▶ [THE PROBLEM]: Extract the full listing verbatim and drop any pictures from your copy.

▶ [TASK INPUTS]:
--------------------------------

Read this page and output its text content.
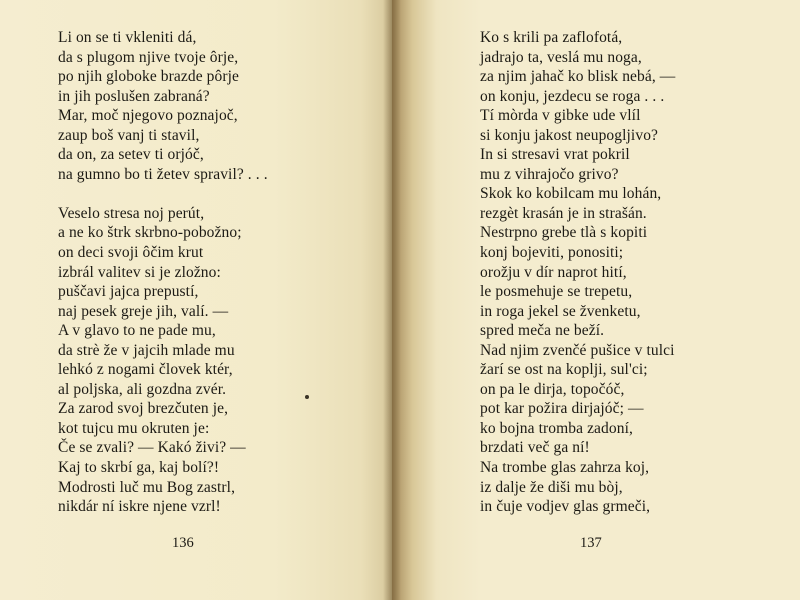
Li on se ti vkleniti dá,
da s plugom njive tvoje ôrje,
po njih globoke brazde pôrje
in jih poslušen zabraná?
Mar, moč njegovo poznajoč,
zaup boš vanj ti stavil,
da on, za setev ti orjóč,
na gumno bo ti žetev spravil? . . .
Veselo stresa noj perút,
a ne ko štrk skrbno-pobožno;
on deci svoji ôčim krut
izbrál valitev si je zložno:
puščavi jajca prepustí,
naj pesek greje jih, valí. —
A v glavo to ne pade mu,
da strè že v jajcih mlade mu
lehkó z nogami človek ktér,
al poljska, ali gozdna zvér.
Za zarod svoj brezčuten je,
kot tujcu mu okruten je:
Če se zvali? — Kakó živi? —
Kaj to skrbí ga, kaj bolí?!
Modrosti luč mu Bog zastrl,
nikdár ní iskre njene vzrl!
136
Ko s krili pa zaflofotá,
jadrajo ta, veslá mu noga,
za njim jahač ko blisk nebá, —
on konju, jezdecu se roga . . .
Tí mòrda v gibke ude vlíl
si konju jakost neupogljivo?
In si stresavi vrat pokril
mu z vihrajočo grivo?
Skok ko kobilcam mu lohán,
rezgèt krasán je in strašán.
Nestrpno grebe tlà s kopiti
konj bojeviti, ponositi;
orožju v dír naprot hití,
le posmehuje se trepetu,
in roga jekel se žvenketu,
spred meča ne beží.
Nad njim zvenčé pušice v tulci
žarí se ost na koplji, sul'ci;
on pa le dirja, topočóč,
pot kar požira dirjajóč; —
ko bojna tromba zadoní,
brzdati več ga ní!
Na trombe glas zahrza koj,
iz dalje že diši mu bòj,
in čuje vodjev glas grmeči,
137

--------------------------------

▶ [RESULT]:
Read this page and output its text content.
Li on se ti vkleniti dá,
da s plugom njive tvoje ôrje,
po njih globoke brazde pôrje
in jih poslušen zabraná?
Mar, moč njegovo poznajoč,
zaup boš vanj ti stavil,
da on, za setev ti orjóč,
na gumno bo ti žetev spravil? . . .
Veselo stresa noj perút,
a ne ko štrk skrbno-pobožno;
on deci svoji ôčim krut
izbrál valitev si je zložno:
puščavi jajca prepustí,
naj pesek greje jih, valí. —
A v glavo to ne pade mu,
da strè že v jajcih mlade mu
lehkó z nogami človek ktér,
al poljska, ali gozdna zvér.
Za zarod svoj brezčuten je,
kot tujcu mu okruten je:
Če se zvali? — Kakó živi? —
Kaj to skrbí ga, kaj bolí?!
Modrosti luč mu Bog zastrl,
nikdár ní iskre njene vzrl!
136
Ko s krili pa zaflofotá,
jadrajo ta, veslá mu noga,
za njim jahač ko blisk nebá, —
on konju, jezdecu se roga . . .
Tí mòrda v gibke ude vlíl
si konju jakost neupogljivo?
In si stresavi vrat pokril
mu z vihrajočo grivo?
Skok ko kobilcam mu lohán,
rezgèt krasán je in strašán.
Nestrpno grebe tlà s kopiti
konj bojeviti, ponositi;
orožju v dír naprot hití,
le posmehuje se trepetu,
in roga jekel se žvenketu,
spred meča ne beží.
Nad njim zvenčé pušice v tulci
žarí se ost na koplji, sul'ci;
on pa le dirja, topočóč,
pot kar požira dirjajóč; —
ko bojna tromba zadoní,
brzdati več ga ní!
Na trombe glas zahrza koj,
iz dalje že diši mu bòj,
in čuje vodjev glas grmeči,
137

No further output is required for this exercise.